**Goal**
Write out the whole listing exactly as it stands.

=== Data to process ===

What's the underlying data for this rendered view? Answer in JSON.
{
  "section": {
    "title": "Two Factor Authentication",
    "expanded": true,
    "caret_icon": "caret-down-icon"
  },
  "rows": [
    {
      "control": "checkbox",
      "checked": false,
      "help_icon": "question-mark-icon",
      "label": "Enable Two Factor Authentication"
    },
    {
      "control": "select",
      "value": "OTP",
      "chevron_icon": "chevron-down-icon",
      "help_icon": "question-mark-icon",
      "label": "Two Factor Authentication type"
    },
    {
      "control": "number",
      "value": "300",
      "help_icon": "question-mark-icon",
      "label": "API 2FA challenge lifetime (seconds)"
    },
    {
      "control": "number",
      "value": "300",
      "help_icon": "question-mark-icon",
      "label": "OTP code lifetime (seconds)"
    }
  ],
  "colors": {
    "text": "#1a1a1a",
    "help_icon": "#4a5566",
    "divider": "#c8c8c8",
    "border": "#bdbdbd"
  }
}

===

**Task solution**
What's the underlying data for this rendered view? Answer in JSON.
{
  "section": {
    "title": "Two Factor Authentication",
    "expanded": true,
    "caret_icon": "caret-down-icon"
  },
  "rows": [
    {
      "control": "checkbox",
      "checked": false,
      "help_icon": "question-mark-icon",
      "label": "Enable Two Factor Authentication"
    },
    {
      "control": "select",
      "value": "OTP",
      "chevron_icon": "chevron-down-icon",
      "help_icon": "question-mark-icon",
      "label": "Two Factor Authentication type"
    },
    {
      "control": "number",
      "value": "300",
      "help_icon": "question-mark-icon",
      "label": "API 2FA challenge lifetime (seconds)"
    },
    {
      "control": "number",
      "value": "300",
      "help_icon": "question-mark-icon",
      "label": "OTP code lifetime (seconds)"
    }
  ],
  "colors": {
    "text": "#1a1a1a",
    "help_icon": "#4a5566",
    "divider": "#c8c8c8",
    "border": "#bdbdbd"
  }
}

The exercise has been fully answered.